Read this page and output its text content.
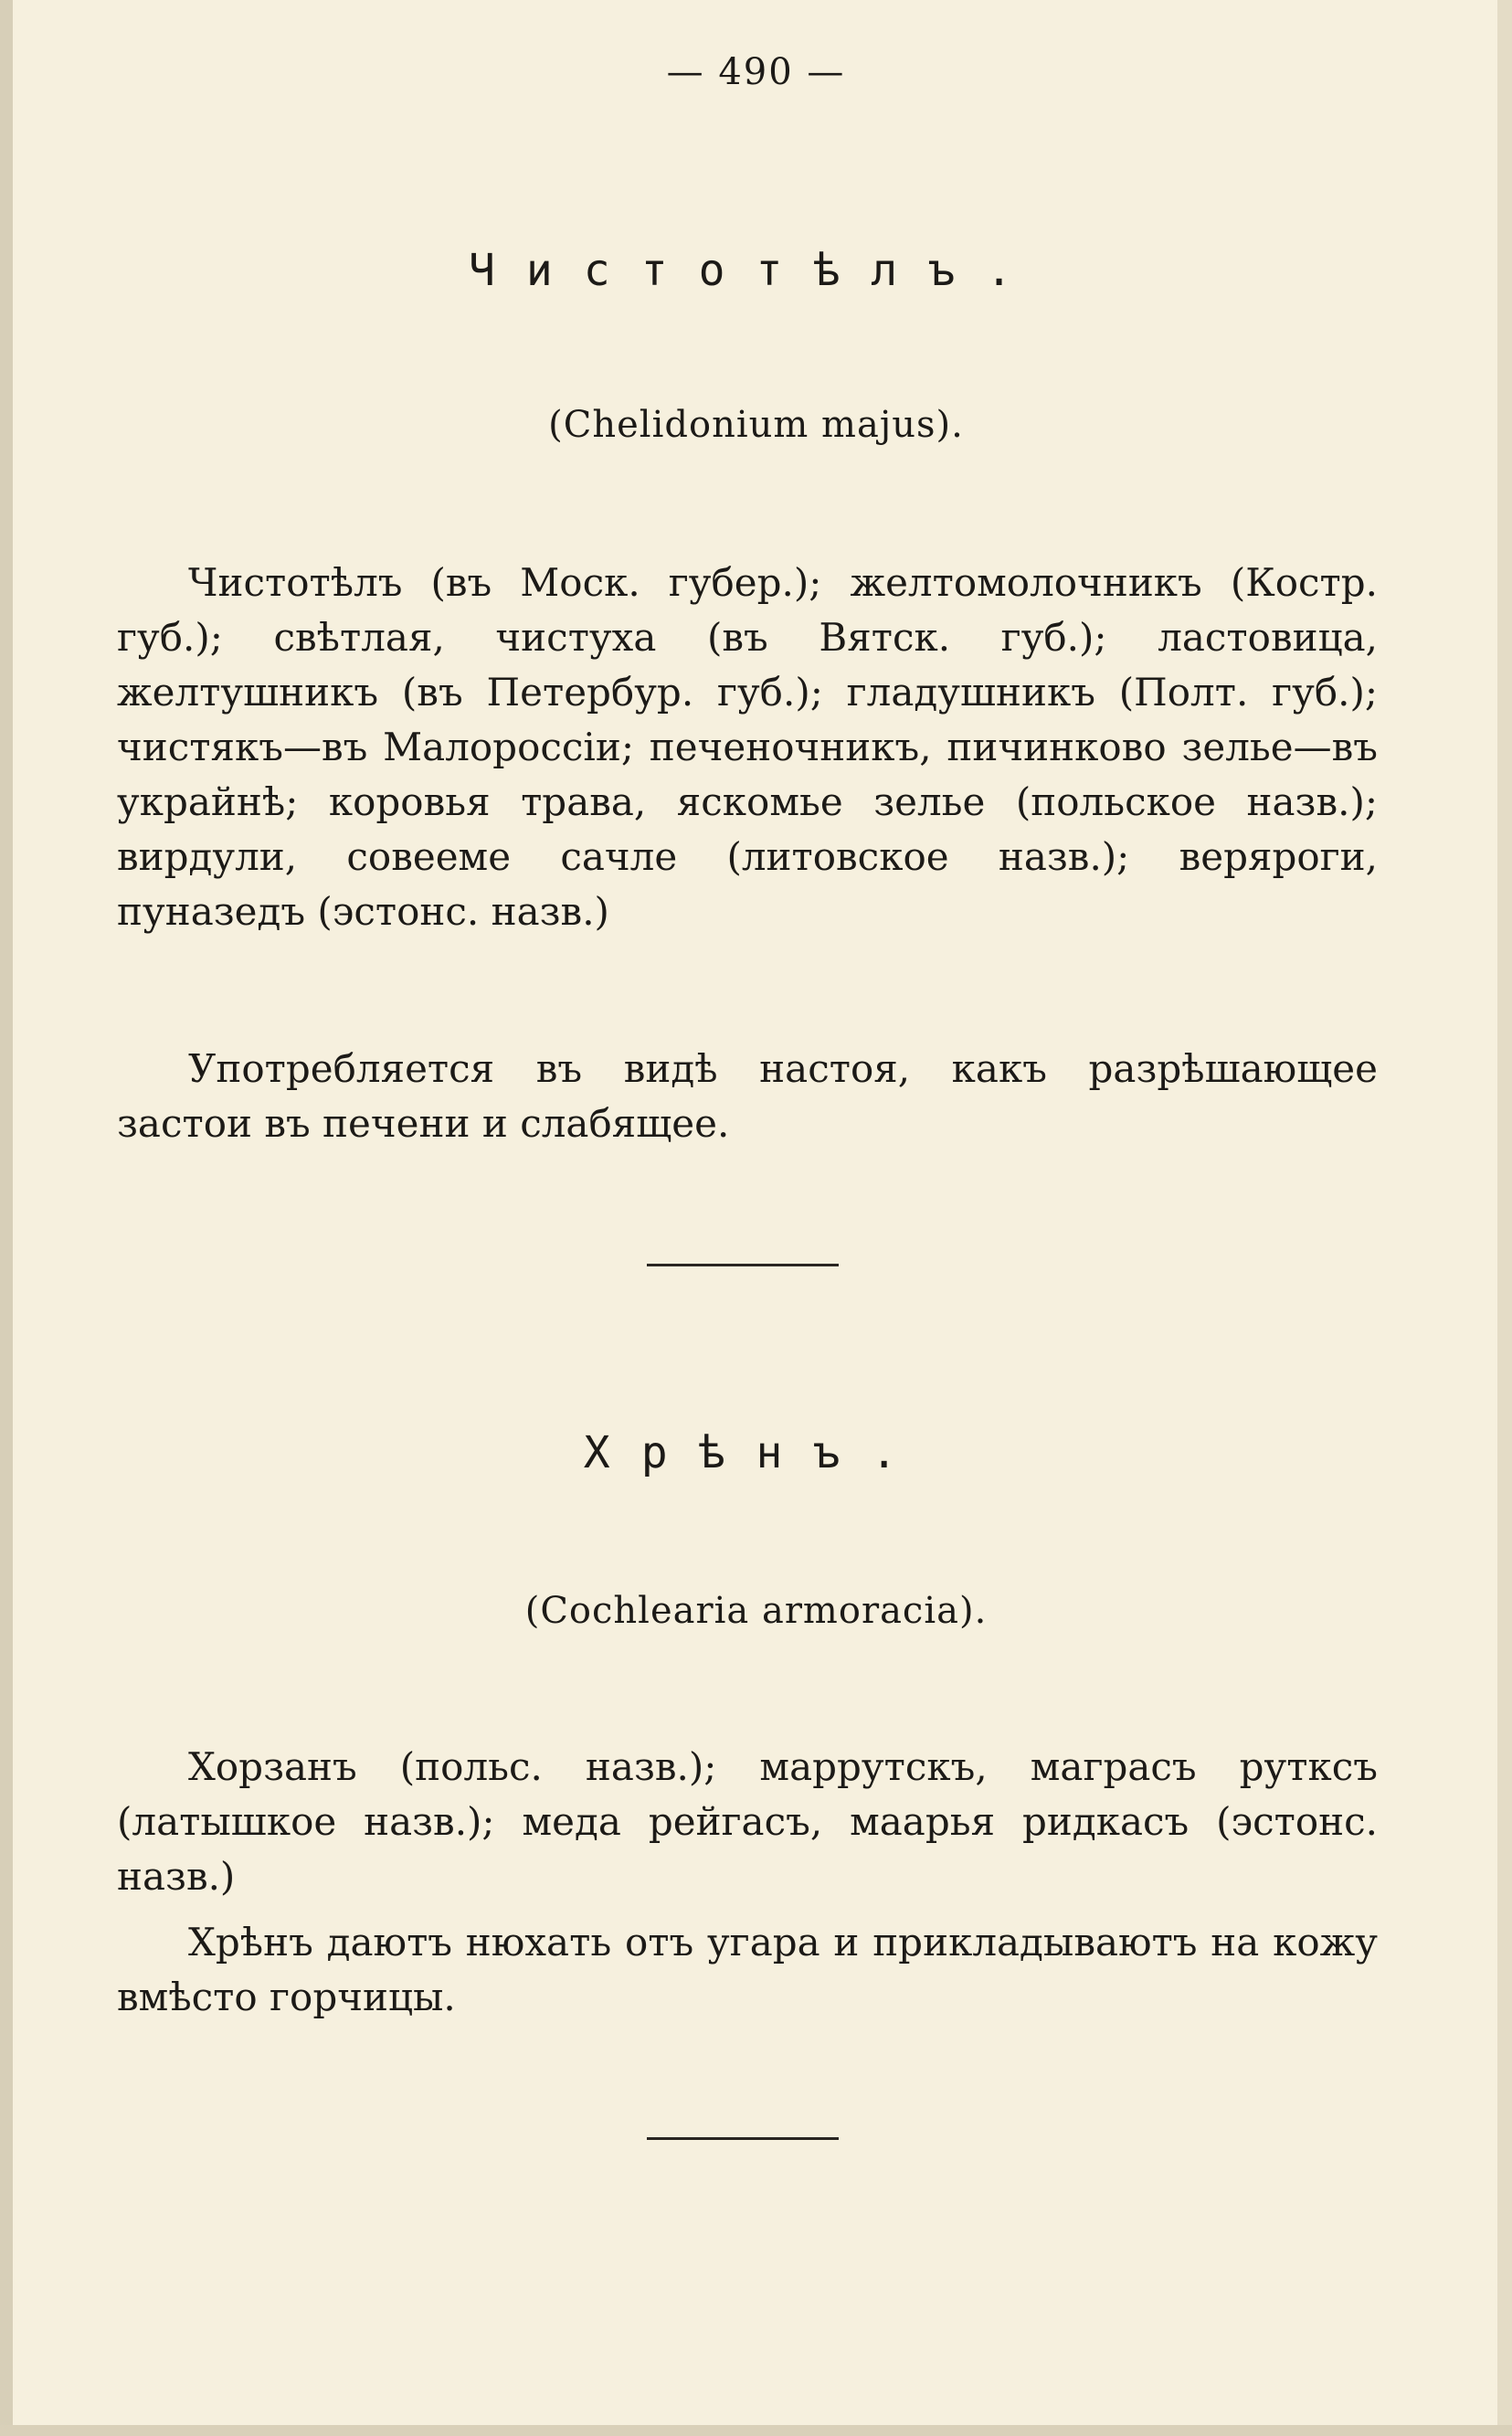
— 490 —
Чистотѣлъ.
(Chelidonium majus).

Чистотѣлъ (въ Моск. губер.); желтомолочникъ (Костр. губ.); свѣтлая, чистуха (въ Вятск. губ.); ластовица, желтушникъ (въ Петербур. губ.); гладушникъ (Полт. губ.); чистякъ—въ Малороссіи; печеночникъ, пичинково зелье—въ украйнѣ; коровья трава, яскомье зелье (польское назв.); вирдули, совееме сачле (литовское назв.); веряроги, пуназедъ (эстонс. назв.)

Употребляется въ видѣ настоя, какъ разрѣшающее застои въ печени и слабящее.

Хрѣнъ.
(Cochlearia armoracia).

Хорзанъ (польс. назв.); маррутскъ, маграсъ руткcъ (латышкое назв.); меда рейгасъ, маарья ридкасъ (эстонс. назв.)

Хрѣнъ даютъ нюхать отъ угара и прикладываютъ на кожу вмѣсто горчицы.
◆ ◆ ◆ ◆ ◆ ◆ ◆
**The problem:**
Nothing in the entries above should change when they are printed again, except that the pictures are dropped.

**The result:**
Read this page and output its text content.
— 490 —
Чистотѣлъ.
(Chelidonium majus).

Чистотѣлъ (въ Моск. губер.); желтомолочникъ (Костр. губ.); свѣтлая, чистуха (въ Вятск. губ.); ластовица, желтушникъ (въ Петербур. губ.); гладушникъ (Полт. губ.); чистякъ—въ Малороссіи; печеночникъ, пичинково зелье—въ украйнѣ; коровья трава, яскомье зелье (польское назв.); вирдули, совееме сачле (литовское назв.); веряроги, пуназедъ (эстонс. назв.)

Употребляется въ видѣ настоя, какъ разрѣшающее застои въ печени и слабящее.

Хрѣнъ.
(Cochlearia armoracia).

Хорзанъ (польс. назв.); маррутскъ, маграсъ руткcъ (латышкое назв.); меда рейгасъ, маарья ридкасъ (эстонс. назв.)

Хрѣнъ даютъ нюхать отъ угара и прикладываютъ на кожу вмѣсто горчицы.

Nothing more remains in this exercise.